__Problem statement__
From the data below, pull out every line from the one containing "table-view-button[interactable] — [1497, 95, 1548, 143]" up to and including the one containing "sidebar — [6, 11, 68, 509]", reproducing each line unchanged.
⟨
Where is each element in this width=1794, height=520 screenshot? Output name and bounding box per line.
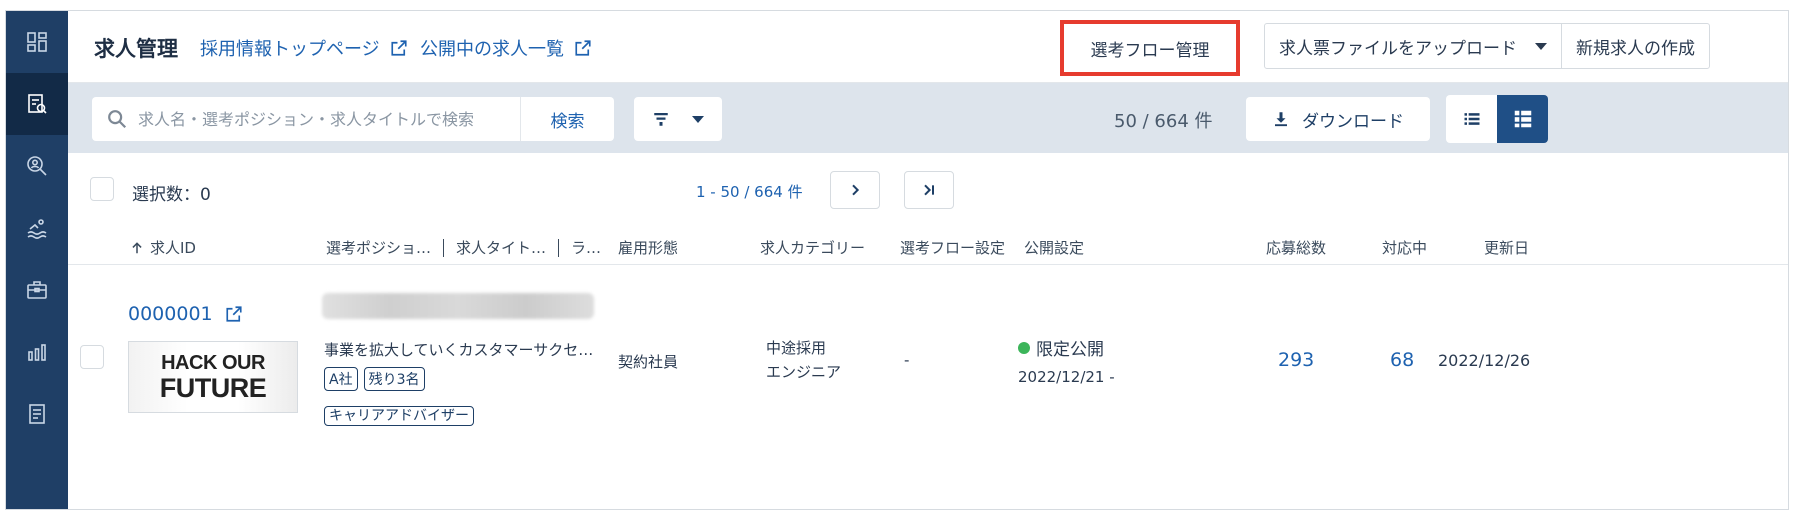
table-view-button[interactable] — [1497, 95, 1548, 143]
tag-list: キャリアアドバイザー — [324, 405, 474, 426]
chevron-down-icon — [1535, 42, 1547, 50]
external-link-icon — [226, 306, 242, 322]
row-checkbox[interactable] — [80, 345, 104, 369]
toolbar: 検索 50 / 664 件 ダウンロード — [68, 83, 1788, 153]
search-box: 検索 — [92, 97, 614, 141]
next-page-button[interactable] — [830, 171, 880, 209]
dashboard-icon — [27, 32, 47, 52]
sidebar — [6, 11, 68, 509]
column-job-id-label: 求人ID — [150, 239, 196, 257]
pagination-range: 1 - 50 / 664 件 — [696, 183, 803, 201]
column-flow-setting[interactable]: 選考フロー設定 — [900, 237, 1005, 258]
upload-button-label: 求人票ファイルをアップロード — [1279, 38, 1517, 59]
chevron-down-icon — [692, 115, 704, 123]
column-publish-setting[interactable]: 公開設定 — [1024, 237, 1084, 258]
position-text: 事業を拡大していくカスタマーサクセ… — [324, 341, 594, 359]
column-job-title[interactable]: 求人タイト… — [456, 237, 546, 258]
app-window: 求人管理 採用情報トップページ 公開中の求人一覧 選考フロー管理 求人票ファイル… — [5, 10, 1789, 510]
search-button[interactable]: 検索 — [520, 97, 614, 141]
publish-status-label: 限定公開 — [1036, 340, 1104, 360]
table-row[interactable]: 0000001 HACK OUR FUTURE 事業を拡大していくカスタマーサク… — [68, 265, 1788, 509]
table-icon — [1514, 110, 1531, 128]
recruit-top-link-label: 採用情報トップページ — [200, 39, 380, 60]
briefcase-icon — [27, 281, 47, 299]
column-job-id[interactable]: 求人ID — [130, 237, 196, 258]
job-list-icon — [28, 94, 47, 114]
document-icon — [29, 404, 45, 424]
job-id: 0000001 — [128, 303, 213, 325]
column-in-progress[interactable]: 対応中 — [1382, 237, 1427, 258]
upload-button-group: 求人票ファイルをアップロード 新規求人の作成 — [1264, 23, 1710, 69]
list-icon — [1464, 113, 1479, 125]
column-total-applicants[interactable]: 応募総数 — [1266, 237, 1326, 258]
column-divider — [558, 238, 560, 257]
download-button[interactable]: ダウンロード — [1246, 97, 1430, 141]
filter-icon — [654, 113, 668, 126]
sidebar-item-jobs[interactable] — [6, 73, 68, 135]
view-toggle — [1446, 95, 1548, 143]
result-count: 50 / 664 件 — [1114, 111, 1213, 132]
tag: キャリアアドバイザー — [324, 406, 474, 426]
download-icon — [1275, 112, 1287, 127]
total-applicants-link[interactable]: 293 — [1278, 349, 1314, 371]
sidebar-item-dashboard[interactable] — [6, 11, 68, 73]
tag-list: A社 残り3名 — [324, 367, 425, 391]
candidate-search-icon — [27, 156, 47, 176]
page-header: 求人管理 採用情報トップページ 公開中の求人一覧 選考フロー管理 求人票ファイル… — [68, 11, 1788, 83]
selected-count: 選択数：0 — [132, 185, 211, 205]
column-updated[interactable]: 更新日 — [1484, 237, 1529, 258]
list-view-button[interactable] — [1446, 95, 1497, 143]
select-all-checkbox[interactable] — [90, 177, 114, 201]
selection-flow-button[interactable]: 選考フロー管理 — [1060, 20, 1240, 76]
status-dot-icon — [1018, 341, 1030, 354]
chevron-right-icon — [852, 184, 860, 196]
last-page-icon — [924, 184, 934, 196]
publish-date: 2022/12/21 - — [1018, 368, 1115, 386]
search-input[interactable] — [138, 109, 520, 129]
employment-type: 契約社員 — [618, 353, 679, 371]
public-jobs-link-label: 公開中の求人一覧 — [420, 39, 564, 60]
thumbnail-text-line2: FUTURE — [159, 372, 267, 403]
column-category[interactable]: 求人カテゴリー — [760, 237, 865, 258]
flow-setting: - — [904, 351, 910, 369]
sort-ascending-icon — [132, 241, 142, 253]
create-job-button[interactable]: 新規求人の作成 — [1562, 24, 1709, 68]
thumbnail-text-line1: HACK OUR — [161, 351, 265, 374]
column-position-group: 選考ポジショ… 求人タイト… ラ… — [326, 237, 601, 258]
last-page-button[interactable] — [904, 171, 954, 209]
upload-job-file-button[interactable]: 求人票ファイルをアップロード — [1265, 24, 1562, 68]
sidebar-item-documents[interactable] — [6, 383, 68, 445]
sidebar-item-candidates[interactable] — [6, 135, 68, 197]
public-jobs-link[interactable]: 公開中の求人一覧 — [420, 35, 592, 61]
job-thumbnail: HACK OUR FUTURE — [128, 341, 298, 413]
recruit-top-link[interactable]: 採用情報トップページ — [200, 35, 408, 61]
column-label[interactable]: ラ… — [571, 237, 601, 258]
external-link-icon — [575, 40, 591, 56]
updated-date: 2022/12/26 — [1438, 351, 1531, 370]
category-primary: 中途採用 — [766, 339, 827, 357]
sidebar-item-activity[interactable] — [6, 197, 68, 259]
in-progress-link[interactable]: 68 — [1390, 349, 1414, 371]
external-link-icon — [391, 40, 407, 56]
swimmer-icon — [27, 219, 47, 239]
job-id-link[interactable]: 0000001 — [128, 303, 243, 325]
filter-button[interactable] — [634, 97, 722, 141]
column-divider — [443, 238, 445, 257]
page-title: 求人管理 — [94, 37, 178, 61]
blurred-job-title — [322, 293, 594, 319]
column-position[interactable]: 選考ポジショ… — [326, 237, 431, 258]
selection-bar: 選択数：0 1 - 50 / 664 件 — [68, 153, 1788, 229]
analytics-icon — [28, 344, 46, 361]
tag: A社 — [324, 367, 358, 391]
publish-status: 限定公開 2022/12/21 - — [1018, 335, 1115, 386]
tag: 残り3名 — [363, 367, 425, 391]
table-header: 求人ID 選考ポジショ… 求人タイト… ラ… 雇用形態 求人カテゴリー 選考フロ… — [68, 229, 1788, 265]
category-secondary: エンジニア — [766, 363, 842, 381]
download-button-label: ダウンロード — [1302, 111, 1404, 132]
column-employment-type[interactable]: 雇用形態 — [618, 237, 678, 258]
sidebar-item-company[interactable] — [6, 259, 68, 321]
search-icon — [108, 110, 127, 129]
sidebar-item-analytics[interactable] — [6, 321, 68, 383]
⟩
__Result of this exercise__
table-view-button[interactable] — [1497, 95, 1548, 143]
tag-list: キャリアアドバイザー — [324, 405, 474, 426]
chevron-down-icon — [1535, 42, 1547, 50]
external-link-icon — [226, 306, 242, 322]
row-checkbox[interactable] — [80, 345, 104, 369]
toolbar: 検索 50 / 664 件 ダウンロード — [68, 83, 1788, 153]
search-box: 検索 — [92, 97, 614, 141]
next-page-button[interactable] — [830, 171, 880, 209]
dashboard-icon — [27, 32, 47, 52]
sidebar — [6, 11, 68, 509]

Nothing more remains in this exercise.